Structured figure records
#####

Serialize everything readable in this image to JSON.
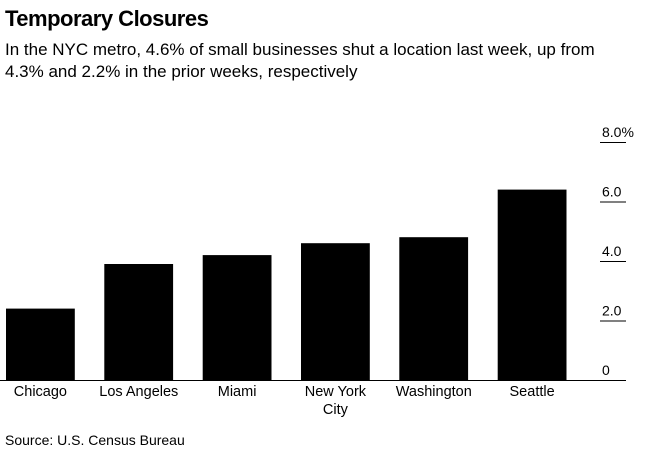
{
  "header": {
    "title": "Temporary Closures",
    "subtitle": "In the NYC metro, 4.6% of small businesses shut a location last week, up from 4.3% and 2.2% in the prior weeks, respectively"
  },
  "footer": {
    "source": "Source: U.S. Census Bureau"
  },
  "colors": {
    "bar": "#000000",
    "axis": "#000000",
    "background": "#ffffff"
  },
  "chart_data": {
    "type": "bar",
    "title": "Temporary Closures",
    "subtitle": "In the NYC metro, 4.6% of small businesses shut a location last week, up from 4.3% and 2.2% in the prior weeks, respectively",
    "categories": [
      [
        "Chicago"
      ],
      [
        "Los Angeles"
      ],
      [
        "Miami"
      ],
      [
        "New York",
        "City"
      ],
      [
        "Washington"
      ],
      [
        "Seattle"
      ]
    ],
    "values": [
      2.4,
      3.9,
      4.2,
      4.6,
      4.8,
      6.4
    ],
    "ylim": [
      0,
      8
    ],
    "yticks": [
      {
        "value": 0,
        "label": "0"
      },
      {
        "value": 2,
        "label": "2.0"
      },
      {
        "value": 4,
        "label": "4.0"
      },
      {
        "value": 6,
        "label": "6.0"
      },
      {
        "value": 8,
        "label": "8.0%"
      }
    ],
    "y_axis_side": "right",
    "grid": false,
    "xlabel": "",
    "ylabel": ""
  }
}
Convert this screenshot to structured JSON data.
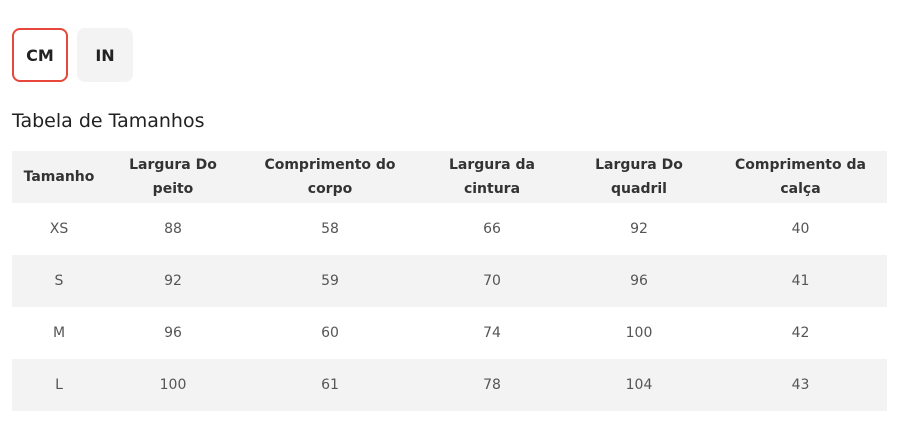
{
  "unit_toggle": {
    "options": [
      "CM",
      "IN"
    ],
    "selected": "CM",
    "accent_color": "#e8473b"
  },
  "title": "Tabela de Tamanhos",
  "table": {
    "headers": [
      "Tamanho",
      "Largura Do peito",
      "Comprimento do corpo",
      "Largura da cintura",
      "Largura Do quadril",
      "Comprimento da calça"
    ],
    "rows": [
      [
        "XS",
        "88",
        "58",
        "66",
        "92",
        "40"
      ],
      [
        "S",
        "92",
        "59",
        "70",
        "96",
        "41"
      ],
      [
        "M",
        "96",
        "60",
        "74",
        "100",
        "42"
      ],
      [
        "L",
        "100",
        "61",
        "78",
        "104",
        "43"
      ]
    ]
  }
}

#####

:: Your goal ::
Please transcribe the material above exactly as written. Leave the pictures out.

:: Result of the task ::
Serialize everything readable in this image to JSON.
{
  "header": {
    "title": "Temporary Closures",
    "subtitle": "In the NYC metro, 4.6% of small businesses shut a location last week, up from 4.3% and 2.2% in the prior weeks, respectively"
  },
  "footer": {
    "source": "Source: U.S. Census Bureau"
  },
  "colors": {
    "bar": "#000000",
    "axis": "#000000",
    "background": "#ffffff"
  },
  "chart_data": {
    "type": "bar",
    "title": "Temporary Closures",
    "subtitle": "In the NYC metro, 4.6% of small businesses shut a location last week, up from 4.3% and 2.2% in the prior weeks, respectively",
    "categories": [
      [
        "Chicago"
      ],
      [
        "Los Angeles"
      ],
      [
        "Miami"
      ],
      [
        "New York",
        "City"
      ],
      [
        "Washington"
      ],
      [
        "Seattle"
      ]
    ],
    "values": [
      2.4,
      3.9,
      4.2,
      4.6,
      4.8,
      6.4
    ],
    "ylim": [
      0,
      8
    ],
    "yticks": [
      {
        "value": 0,
        "label": "0"
      },
      {
        "value": 2,
        "label": "2.0"
      },
      {
        "value": 4,
        "label": "4.0"
      },
      {
        "value": 6,
        "label": "6.0"
      },
      {
        "value": 8,
        "label": "8.0%"
      }
    ],
    "y_axis_side": "right",
    "grid": false,
    "xlabel": "",
    "ylabel": ""
  }
}
Convert this screenshot to structured JSON data.
{
  "unit_toggle": {
    "options": [
      "CM",
      "IN"
    ],
    "selected": "CM",
    "accent_color": "#e8473b"
  },
  "title": "Tabela de Tamanhos",
  "table": {
    "headers": [
      "Tamanho",
      "Largura Do peito",
      "Comprimento do corpo",
      "Largura da cintura",
      "Largura Do quadril",
      "Comprimento da calça"
    ],
    "rows": [
      [
        "XS",
        "88",
        "58",
        "66",
        "92",
        "40"
      ],
      [
        "S",
        "92",
        "59",
        "70",
        "96",
        "41"
      ],
      [
        "M",
        "96",
        "60",
        "74",
        "100",
        "42"
      ],
      [
        "L",
        "100",
        "61",
        "78",
        "104",
        "43"
      ]
    ]
  }
}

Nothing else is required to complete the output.